■ **Exercise**
Will you give every entry again exactly as it stands?

☆ ☆ ☆

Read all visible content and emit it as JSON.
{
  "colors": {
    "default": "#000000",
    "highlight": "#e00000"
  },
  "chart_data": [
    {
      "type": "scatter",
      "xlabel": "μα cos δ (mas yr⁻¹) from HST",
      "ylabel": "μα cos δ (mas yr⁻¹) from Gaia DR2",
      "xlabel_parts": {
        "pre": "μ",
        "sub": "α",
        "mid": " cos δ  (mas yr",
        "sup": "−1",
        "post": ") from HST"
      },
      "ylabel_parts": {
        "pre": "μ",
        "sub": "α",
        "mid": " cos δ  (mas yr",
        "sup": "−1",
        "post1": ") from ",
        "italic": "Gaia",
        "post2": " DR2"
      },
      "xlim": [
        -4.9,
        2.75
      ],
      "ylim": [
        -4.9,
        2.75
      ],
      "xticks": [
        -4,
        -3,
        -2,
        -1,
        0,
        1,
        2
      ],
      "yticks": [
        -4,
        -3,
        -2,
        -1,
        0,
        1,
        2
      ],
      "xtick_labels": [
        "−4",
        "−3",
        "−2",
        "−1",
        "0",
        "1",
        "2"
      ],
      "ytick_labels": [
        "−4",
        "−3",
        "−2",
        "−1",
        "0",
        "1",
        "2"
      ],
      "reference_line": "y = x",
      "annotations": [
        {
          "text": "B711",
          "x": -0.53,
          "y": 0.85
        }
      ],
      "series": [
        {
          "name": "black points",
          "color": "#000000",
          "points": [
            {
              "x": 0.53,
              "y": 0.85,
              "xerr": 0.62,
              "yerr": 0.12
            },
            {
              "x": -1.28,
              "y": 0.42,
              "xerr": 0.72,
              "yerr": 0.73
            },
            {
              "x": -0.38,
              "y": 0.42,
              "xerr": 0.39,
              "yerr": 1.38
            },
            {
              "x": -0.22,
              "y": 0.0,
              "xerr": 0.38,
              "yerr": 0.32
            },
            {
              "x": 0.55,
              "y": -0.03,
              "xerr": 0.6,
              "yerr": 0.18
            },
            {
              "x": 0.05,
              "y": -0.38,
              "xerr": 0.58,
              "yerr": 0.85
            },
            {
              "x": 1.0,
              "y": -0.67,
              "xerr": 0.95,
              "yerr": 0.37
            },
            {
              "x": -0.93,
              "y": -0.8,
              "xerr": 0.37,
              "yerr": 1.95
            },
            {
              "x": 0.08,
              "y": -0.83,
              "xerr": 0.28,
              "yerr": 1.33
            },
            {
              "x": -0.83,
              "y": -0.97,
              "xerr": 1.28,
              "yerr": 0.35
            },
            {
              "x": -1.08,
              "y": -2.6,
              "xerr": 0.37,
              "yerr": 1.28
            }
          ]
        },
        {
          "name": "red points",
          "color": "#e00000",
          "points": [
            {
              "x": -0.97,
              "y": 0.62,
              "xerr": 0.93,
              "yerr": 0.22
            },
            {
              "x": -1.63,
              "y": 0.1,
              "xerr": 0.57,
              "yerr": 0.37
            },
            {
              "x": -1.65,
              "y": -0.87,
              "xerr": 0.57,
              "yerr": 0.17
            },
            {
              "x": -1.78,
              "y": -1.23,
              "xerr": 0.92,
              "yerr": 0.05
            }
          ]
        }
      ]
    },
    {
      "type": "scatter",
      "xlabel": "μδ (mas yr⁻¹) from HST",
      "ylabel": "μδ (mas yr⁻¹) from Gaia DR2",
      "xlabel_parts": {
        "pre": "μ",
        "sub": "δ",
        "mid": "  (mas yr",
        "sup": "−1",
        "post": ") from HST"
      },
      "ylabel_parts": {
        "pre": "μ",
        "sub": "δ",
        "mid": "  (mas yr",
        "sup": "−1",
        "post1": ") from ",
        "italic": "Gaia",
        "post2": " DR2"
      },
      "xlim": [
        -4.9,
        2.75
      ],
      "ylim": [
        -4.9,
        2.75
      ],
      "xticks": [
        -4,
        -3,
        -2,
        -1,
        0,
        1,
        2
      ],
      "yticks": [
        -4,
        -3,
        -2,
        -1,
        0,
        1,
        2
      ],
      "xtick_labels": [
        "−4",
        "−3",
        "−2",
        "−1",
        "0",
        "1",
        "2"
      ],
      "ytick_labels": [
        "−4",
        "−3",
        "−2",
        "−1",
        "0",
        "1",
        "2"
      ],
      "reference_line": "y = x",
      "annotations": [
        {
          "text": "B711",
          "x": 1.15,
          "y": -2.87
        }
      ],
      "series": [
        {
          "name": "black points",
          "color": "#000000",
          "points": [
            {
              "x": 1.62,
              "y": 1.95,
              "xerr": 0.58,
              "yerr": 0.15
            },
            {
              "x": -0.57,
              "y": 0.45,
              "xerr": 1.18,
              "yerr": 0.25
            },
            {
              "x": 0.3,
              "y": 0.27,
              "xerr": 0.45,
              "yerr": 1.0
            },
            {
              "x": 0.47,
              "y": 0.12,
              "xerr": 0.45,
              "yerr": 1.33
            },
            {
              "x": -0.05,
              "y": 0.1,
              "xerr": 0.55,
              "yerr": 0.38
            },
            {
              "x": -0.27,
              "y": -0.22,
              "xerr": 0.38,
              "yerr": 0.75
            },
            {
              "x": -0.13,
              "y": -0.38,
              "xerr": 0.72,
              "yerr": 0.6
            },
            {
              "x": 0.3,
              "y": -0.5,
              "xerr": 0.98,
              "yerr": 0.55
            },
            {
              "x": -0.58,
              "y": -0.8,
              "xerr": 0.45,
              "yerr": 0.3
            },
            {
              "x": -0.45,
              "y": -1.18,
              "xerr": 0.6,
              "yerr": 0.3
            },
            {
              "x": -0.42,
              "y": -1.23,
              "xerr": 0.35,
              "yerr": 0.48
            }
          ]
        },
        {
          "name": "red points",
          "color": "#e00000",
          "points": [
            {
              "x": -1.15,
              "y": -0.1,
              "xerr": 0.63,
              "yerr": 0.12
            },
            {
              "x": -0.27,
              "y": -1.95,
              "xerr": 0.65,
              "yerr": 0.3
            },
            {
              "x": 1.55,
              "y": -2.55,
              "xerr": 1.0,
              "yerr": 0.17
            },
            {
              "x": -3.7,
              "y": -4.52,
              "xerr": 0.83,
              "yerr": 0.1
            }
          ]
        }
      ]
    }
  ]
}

☆ ☆ ☆

■ **Result of the task**
Read all visible content and emit it as JSON.
{
  "colors": {
    "default": "#000000",
    "highlight": "#e00000"
  },
  "chart_data": [
    {
      "type": "scatter",
      "xlabel": "μα cos δ (mas yr⁻¹) from HST",
      "ylabel": "μα cos δ (mas yr⁻¹) from Gaia DR2",
      "xlabel_parts": {
        "pre": "μ",
        "sub": "α",
        "mid": " cos δ  (mas yr",
        "sup": "−1",
        "post": ") from HST"
      },
      "ylabel_parts": {
        "pre": "μ",
        "sub": "α",
        "mid": " cos δ  (mas yr",
        "sup": "−1",
        "post1": ") from ",
        "italic": "Gaia",
        "post2": " DR2"
      },
      "xlim": [
        -4.9,
        2.75
      ],
      "ylim": [
        -4.9,
        2.75
      ],
      "xticks": [
        -4,
        -3,
        -2,
        -1,
        0,
        1,
        2
      ],
      "yticks": [
        -4,
        -3,
        -2,
        -1,
        0,
        1,
        2
      ],
      "xtick_labels": [
        "−4",
        "−3",
        "−2",
        "−1",
        "0",
        "1",
        "2"
      ],
      "ytick_labels": [
        "−4",
        "−3",
        "−2",
        "−1",
        "0",
        "1",
        "2"
      ],
      "reference_line": "y = x",
      "annotations": [
        {
          "text": "B711",
          "x": -0.53,
          "y": 0.85
        }
      ],
      "series": [
        {
          "name": "black points",
          "color": "#000000",
          "points": [
            {
              "x": 0.53,
              "y": 0.85,
              "xerr": 0.62,
              "yerr": 0.12
            },
            {
              "x": -1.28,
              "y": 0.42,
              "xerr": 0.72,
              "yerr": 0.73
            },
            {
              "x": -0.38,
              "y": 0.42,
              "xerr": 0.39,
              "yerr": 1.38
            },
            {
              "x": -0.22,
              "y": 0.0,
              "xerr": 0.38,
              "yerr": 0.32
            },
            {
              "x": 0.55,
              "y": -0.03,
              "xerr": 0.6,
              "yerr": 0.18
            },
            {
              "x": 0.05,
              "y": -0.38,
              "xerr": 0.58,
              "yerr": 0.85
            },
            {
              "x": 1.0,
              "y": -0.67,
              "xerr": 0.95,
              "yerr": 0.37
            },
            {
              "x": -0.93,
              "y": -0.8,
              "xerr": 0.37,
              "yerr": 1.95
            },
            {
              "x": 0.08,
              "y": -0.83,
              "xerr": 0.28,
              "yerr": 1.33
            },
            {
              "x": -0.83,
              "y": -0.97,
              "xerr": 1.28,
              "yerr": 0.35
            },
            {
              "x": -1.08,
              "y": -2.6,
              "xerr": 0.37,
              "yerr": 1.28
            }
          ]
        },
        {
          "name": "red points",
          "color": "#e00000",
          "points": [
            {
              "x": -0.97,
              "y": 0.62,
              "xerr": 0.93,
              "yerr": 0.22
            },
            {
              "x": -1.63,
              "y": 0.1,
              "xerr": 0.57,
              "yerr": 0.37
            },
            {
              "x": -1.65,
              "y": -0.87,
              "xerr": 0.57,
              "yerr": 0.17
            },
            {
              "x": -1.78,
              "y": -1.23,
              "xerr": 0.92,
              "yerr": 0.05
            }
          ]
        }
      ]
    },
    {
      "type": "scatter",
      "xlabel": "μδ (mas yr⁻¹) from HST",
      "ylabel": "μδ (mas yr⁻¹) from Gaia DR2",
      "xlabel_parts": {
        "pre": "μ",
        "sub": "δ",
        "mid": "  (mas yr",
        "sup": "−1",
        "post": ") from HST"
      },
      "ylabel_parts": {
        "pre": "μ",
        "sub": "δ",
        "mid": "  (mas yr",
        "sup": "−1",
        "post1": ") from ",
        "italic": "Gaia",
        "post2": " DR2"
      },
      "xlim": [
        -4.9,
        2.75
      ],
      "ylim": [
        -4.9,
        2.75
      ],
      "xticks": [
        -4,
        -3,
        -2,
        -1,
        0,
        1,
        2
      ],
      "yticks": [
        -4,
        -3,
        -2,
        -1,
        0,
        1,
        2
      ],
      "xtick_labels": [
        "−4",
        "−3",
        "−2",
        "−1",
        "0",
        "1",
        "2"
      ],
      "ytick_labels": [
        "−4",
        "−3",
        "−2",
        "−1",
        "0",
        "1",
        "2"
      ],
      "reference_line": "y = x",
      "annotations": [
        {
          "text": "B711",
          "x": 1.15,
          "y": -2.87
        }
      ],
      "series": [
        {
          "name": "black points",
          "color": "#000000",
          "points": [
            {
              "x": 1.62,
              "y": 1.95,
              "xerr": 0.58,
              "yerr": 0.15
            },
            {
              "x": -0.57,
              "y": 0.45,
              "xerr": 1.18,
              "yerr": 0.25
            },
            {
              "x": 0.3,
              "y": 0.27,
              "xerr": 0.45,
              "yerr": 1.0
            },
            {
              "x": 0.47,
              "y": 0.12,
              "xerr": 0.45,
              "yerr": 1.33
            },
            {
              "x": -0.05,
              "y": 0.1,
              "xerr": 0.55,
              "yerr": 0.38
            },
            {
              "x": -0.27,
              "y": -0.22,
              "xerr": 0.38,
              "yerr": 0.75
            },
            {
              "x": -0.13,
              "y": -0.38,
              "xerr": 0.72,
              "yerr": 0.6
            },
            {
              "x": 0.3,
              "y": -0.5,
              "xerr": 0.98,
              "yerr": 0.55
            },
            {
              "x": -0.58,
              "y": -0.8,
              "xerr": 0.45,
              "yerr": 0.3
            },
            {
              "x": -0.45,
              "y": -1.18,
              "xerr": 0.6,
              "yerr": 0.3
            },
            {
              "x": -0.42,
              "y": -1.23,
              "xerr": 0.35,
              "yerr": 0.48
            }
          ]
        },
        {
          "name": "red points",
          "color": "#e00000",
          "points": [
            {
              "x": -1.15,
              "y": -0.1,
              "xerr": 0.63,
              "yerr": 0.12
            },
            {
              "x": -0.27,
              "y": -1.95,
              "xerr": 0.65,
              "yerr": 0.3
            },
            {
              "x": 1.55,
              "y": -2.55,
              "xerr": 1.0,
              "yerr": 0.17
            },
            {
              "x": -3.7,
              "y": -4.52,
              "xerr": 0.83,
              "yerr": 0.1
            }
          ]
        }
      ]
    }
  ]
}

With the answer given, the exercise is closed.